## Problem:
Take every line from the listing below that contains "with".

Records from a dataset
-- Begin --

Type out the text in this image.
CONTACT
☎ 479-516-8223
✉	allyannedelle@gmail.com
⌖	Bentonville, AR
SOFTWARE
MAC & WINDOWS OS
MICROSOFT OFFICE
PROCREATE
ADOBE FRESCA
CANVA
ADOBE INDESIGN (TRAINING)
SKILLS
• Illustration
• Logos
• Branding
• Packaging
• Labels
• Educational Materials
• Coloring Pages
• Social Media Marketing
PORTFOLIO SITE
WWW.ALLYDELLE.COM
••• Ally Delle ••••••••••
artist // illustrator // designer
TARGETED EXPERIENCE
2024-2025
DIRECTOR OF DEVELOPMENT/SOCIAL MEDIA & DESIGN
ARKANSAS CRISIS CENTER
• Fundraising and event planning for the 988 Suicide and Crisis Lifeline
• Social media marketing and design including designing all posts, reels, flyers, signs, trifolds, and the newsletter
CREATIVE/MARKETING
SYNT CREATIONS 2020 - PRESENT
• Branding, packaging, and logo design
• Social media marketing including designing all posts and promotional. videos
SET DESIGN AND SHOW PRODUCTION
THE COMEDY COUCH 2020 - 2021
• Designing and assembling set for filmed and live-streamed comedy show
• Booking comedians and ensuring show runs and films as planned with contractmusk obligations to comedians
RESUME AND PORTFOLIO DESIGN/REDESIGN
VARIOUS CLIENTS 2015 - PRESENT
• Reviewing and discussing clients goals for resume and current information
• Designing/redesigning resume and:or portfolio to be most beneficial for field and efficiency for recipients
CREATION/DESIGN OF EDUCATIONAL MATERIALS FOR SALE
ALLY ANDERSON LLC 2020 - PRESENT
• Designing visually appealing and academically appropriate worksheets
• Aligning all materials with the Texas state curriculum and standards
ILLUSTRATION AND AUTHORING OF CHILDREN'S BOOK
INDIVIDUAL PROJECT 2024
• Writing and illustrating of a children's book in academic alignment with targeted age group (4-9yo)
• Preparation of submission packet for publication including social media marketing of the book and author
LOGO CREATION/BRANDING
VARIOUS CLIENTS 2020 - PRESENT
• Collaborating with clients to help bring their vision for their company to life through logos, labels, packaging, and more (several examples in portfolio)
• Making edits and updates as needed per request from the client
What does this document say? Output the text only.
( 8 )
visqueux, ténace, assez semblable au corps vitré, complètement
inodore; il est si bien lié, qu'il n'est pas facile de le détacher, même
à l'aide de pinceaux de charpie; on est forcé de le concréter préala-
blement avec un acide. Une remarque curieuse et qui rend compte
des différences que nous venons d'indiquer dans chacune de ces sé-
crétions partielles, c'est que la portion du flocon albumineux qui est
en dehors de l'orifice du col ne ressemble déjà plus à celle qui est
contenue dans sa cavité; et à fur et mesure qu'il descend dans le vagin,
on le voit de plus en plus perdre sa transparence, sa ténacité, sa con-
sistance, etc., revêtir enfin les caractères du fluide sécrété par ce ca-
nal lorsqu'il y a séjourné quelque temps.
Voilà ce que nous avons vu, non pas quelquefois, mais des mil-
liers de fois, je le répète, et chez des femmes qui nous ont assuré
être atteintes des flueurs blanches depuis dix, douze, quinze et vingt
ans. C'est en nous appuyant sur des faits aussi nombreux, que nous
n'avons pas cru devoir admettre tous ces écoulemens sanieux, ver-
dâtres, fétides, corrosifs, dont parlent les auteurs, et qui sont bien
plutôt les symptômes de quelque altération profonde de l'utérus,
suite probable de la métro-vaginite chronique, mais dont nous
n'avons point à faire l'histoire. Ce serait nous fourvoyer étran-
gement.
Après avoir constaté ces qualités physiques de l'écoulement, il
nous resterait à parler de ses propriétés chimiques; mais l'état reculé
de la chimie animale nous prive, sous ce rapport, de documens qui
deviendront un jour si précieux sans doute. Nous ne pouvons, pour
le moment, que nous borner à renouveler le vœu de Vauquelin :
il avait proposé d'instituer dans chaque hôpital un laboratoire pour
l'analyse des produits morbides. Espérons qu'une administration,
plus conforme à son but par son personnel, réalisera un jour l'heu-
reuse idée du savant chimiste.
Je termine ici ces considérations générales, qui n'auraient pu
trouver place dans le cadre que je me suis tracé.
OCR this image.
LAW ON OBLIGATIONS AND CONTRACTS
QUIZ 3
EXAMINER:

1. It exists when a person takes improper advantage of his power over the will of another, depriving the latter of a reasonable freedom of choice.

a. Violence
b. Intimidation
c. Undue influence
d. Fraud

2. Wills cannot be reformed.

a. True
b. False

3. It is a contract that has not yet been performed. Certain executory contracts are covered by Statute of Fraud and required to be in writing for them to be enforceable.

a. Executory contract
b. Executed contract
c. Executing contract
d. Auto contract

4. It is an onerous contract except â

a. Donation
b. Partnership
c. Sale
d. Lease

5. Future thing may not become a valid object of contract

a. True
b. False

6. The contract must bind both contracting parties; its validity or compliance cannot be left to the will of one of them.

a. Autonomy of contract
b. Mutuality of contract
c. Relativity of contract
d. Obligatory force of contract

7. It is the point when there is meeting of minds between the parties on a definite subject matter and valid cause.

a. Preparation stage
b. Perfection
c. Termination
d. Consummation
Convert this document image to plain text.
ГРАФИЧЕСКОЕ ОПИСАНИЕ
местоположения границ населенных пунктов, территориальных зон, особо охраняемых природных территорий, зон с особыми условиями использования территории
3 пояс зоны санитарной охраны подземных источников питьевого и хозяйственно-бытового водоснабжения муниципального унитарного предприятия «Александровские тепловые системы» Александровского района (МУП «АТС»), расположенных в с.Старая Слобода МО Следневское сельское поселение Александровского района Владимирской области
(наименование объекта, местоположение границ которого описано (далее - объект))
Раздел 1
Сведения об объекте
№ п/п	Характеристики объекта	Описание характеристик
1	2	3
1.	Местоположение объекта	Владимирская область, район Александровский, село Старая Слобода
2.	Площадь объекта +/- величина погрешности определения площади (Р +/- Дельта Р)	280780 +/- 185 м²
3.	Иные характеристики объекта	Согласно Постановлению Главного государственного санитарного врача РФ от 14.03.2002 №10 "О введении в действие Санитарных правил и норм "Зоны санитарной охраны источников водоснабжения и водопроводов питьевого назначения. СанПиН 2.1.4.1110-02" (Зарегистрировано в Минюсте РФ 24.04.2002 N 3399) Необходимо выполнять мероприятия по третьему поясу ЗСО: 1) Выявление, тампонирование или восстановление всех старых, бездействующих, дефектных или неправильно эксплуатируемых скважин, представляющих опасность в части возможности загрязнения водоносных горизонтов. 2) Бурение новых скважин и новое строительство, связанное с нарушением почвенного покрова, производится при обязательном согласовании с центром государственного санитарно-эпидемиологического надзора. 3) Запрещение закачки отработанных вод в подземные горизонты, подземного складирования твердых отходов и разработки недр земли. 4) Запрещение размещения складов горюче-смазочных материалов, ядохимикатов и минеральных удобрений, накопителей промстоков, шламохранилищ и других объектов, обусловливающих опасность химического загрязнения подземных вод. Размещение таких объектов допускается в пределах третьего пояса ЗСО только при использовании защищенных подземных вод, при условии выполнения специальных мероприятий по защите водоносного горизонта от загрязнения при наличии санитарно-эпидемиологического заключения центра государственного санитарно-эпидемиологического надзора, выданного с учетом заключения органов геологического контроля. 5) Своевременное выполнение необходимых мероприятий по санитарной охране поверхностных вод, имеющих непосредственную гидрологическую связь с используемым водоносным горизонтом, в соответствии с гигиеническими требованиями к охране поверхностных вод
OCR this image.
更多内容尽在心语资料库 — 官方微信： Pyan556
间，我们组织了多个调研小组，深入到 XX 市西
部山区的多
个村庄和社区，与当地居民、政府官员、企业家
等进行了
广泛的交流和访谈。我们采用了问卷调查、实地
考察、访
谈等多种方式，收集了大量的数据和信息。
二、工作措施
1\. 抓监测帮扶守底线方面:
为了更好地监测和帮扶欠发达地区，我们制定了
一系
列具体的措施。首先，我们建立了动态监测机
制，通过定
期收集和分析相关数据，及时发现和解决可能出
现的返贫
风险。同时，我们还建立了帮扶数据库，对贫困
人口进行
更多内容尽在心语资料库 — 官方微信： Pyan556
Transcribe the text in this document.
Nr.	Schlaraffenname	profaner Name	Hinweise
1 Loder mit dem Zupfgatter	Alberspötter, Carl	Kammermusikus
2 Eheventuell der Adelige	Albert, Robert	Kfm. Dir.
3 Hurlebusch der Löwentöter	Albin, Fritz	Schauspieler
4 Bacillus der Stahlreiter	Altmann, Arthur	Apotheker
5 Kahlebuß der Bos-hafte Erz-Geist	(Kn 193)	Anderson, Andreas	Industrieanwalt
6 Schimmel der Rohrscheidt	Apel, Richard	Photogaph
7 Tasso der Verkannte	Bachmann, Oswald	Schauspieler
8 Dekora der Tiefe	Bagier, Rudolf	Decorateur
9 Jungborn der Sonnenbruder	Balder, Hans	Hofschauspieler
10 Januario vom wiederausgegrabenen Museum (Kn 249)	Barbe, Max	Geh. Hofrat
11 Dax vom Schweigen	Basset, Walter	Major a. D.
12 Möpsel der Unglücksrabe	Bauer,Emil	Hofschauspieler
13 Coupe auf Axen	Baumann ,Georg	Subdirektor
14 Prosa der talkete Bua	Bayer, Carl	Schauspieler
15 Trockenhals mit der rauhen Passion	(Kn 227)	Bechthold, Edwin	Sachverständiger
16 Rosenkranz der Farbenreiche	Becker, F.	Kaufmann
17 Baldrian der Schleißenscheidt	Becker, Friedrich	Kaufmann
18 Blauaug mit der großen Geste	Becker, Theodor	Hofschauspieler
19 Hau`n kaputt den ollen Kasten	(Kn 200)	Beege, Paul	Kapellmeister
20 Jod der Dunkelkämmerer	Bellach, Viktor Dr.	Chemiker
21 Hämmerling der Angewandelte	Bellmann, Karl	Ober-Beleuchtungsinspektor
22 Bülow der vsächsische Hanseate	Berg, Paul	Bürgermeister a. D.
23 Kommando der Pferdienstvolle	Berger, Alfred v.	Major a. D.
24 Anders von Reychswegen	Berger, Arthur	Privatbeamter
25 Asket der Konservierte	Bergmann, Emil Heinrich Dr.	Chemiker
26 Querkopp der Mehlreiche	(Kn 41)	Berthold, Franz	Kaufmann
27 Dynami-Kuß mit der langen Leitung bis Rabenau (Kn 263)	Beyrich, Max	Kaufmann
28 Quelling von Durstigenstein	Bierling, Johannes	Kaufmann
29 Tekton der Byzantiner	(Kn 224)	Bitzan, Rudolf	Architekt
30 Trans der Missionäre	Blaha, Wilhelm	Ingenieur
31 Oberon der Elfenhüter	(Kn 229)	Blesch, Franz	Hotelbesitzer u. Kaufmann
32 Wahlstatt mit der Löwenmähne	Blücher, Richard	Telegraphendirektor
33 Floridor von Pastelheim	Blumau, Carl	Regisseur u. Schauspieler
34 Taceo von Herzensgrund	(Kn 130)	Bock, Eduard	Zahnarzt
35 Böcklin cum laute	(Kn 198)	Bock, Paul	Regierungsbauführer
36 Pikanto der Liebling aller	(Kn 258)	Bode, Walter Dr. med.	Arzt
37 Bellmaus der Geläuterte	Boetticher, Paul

-- End --

## Result for this exercise:
• Booking comedians and ensuring show runs and films as planned with contractmusk obligations to comedians
• Aligning all materials with the Texas state curriculum and standards
• Writing and illustrating of a children's book in academic alignment with targeted age group (4-9yo)
• Collaborating with clients to help bring their vision for their company to life through logos, labels, packaging, and more (several examples in portfolio)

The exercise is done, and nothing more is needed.